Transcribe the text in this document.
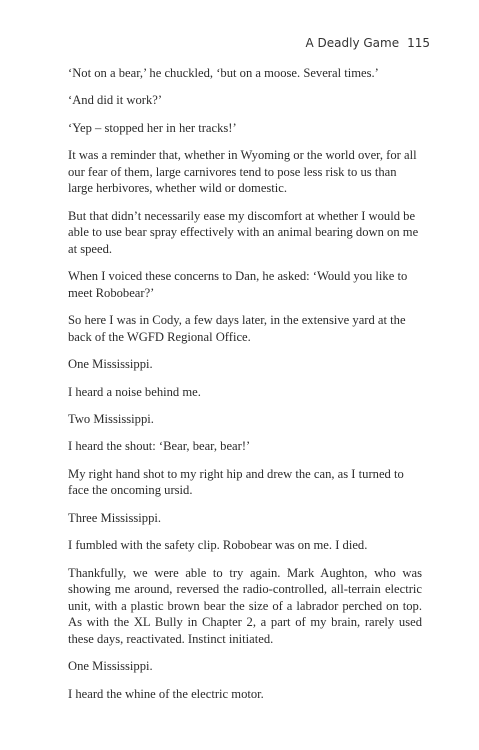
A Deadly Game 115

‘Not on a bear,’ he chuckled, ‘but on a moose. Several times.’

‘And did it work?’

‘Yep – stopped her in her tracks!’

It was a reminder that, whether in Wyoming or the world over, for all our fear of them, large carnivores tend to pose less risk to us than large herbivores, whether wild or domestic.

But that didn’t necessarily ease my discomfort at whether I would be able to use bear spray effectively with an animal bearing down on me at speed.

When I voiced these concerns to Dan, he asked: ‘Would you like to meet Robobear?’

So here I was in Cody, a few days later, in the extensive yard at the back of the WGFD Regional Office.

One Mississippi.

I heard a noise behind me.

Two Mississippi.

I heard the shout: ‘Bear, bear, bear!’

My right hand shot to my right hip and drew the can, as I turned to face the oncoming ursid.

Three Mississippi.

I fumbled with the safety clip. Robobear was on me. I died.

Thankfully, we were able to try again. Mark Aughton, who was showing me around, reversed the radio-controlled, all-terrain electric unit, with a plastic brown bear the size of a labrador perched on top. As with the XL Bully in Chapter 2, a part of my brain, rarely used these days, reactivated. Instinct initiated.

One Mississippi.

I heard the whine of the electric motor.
◇ ◇ ◇
EXERCISE DESCRIPTION
Leave out the pictures and print every line of the data exactly.

RESULT
Transcribe the text in this document.
A Deadly Game 115

‘Not on a bear,’ he chuckled, ‘but on a moose. Several times.’

‘And did it work?’

‘Yep – stopped her in her tracks!’

It was a reminder that, whether in Wyoming or the world over, for all our fear of them, large carnivores tend to pose less risk to us than large herbivores, whether wild or domestic.

But that didn’t necessarily ease my discomfort at whether I would be able to use bear spray effectively with an animal bearing down on me at speed.

When I voiced these concerns to Dan, he asked: ‘Would you like to meet Robobear?’

So here I was in Cody, a few days later, in the extensive yard at the back of the WGFD Regional Office.

One Mississippi.

I heard a noise behind me.

Two Mississippi.

I heard the shout: ‘Bear, bear, bear!’

My right hand shot to my right hip and drew the can, as I turned to face the oncoming ursid.

Three Mississippi.

I fumbled with the safety clip. Robobear was on me. I died.

Thankfully, we were able to try again. Mark Aughton, who was showing me around, reversed the radio-controlled, all-terrain electric unit, with a plastic brown bear the size of a labrador perched on top. As with the XL Bully in Chapter 2, a part of my brain, rarely used these days, reactivated. Instinct initiated.

One Mississippi.

I heard the whine of the electric motor.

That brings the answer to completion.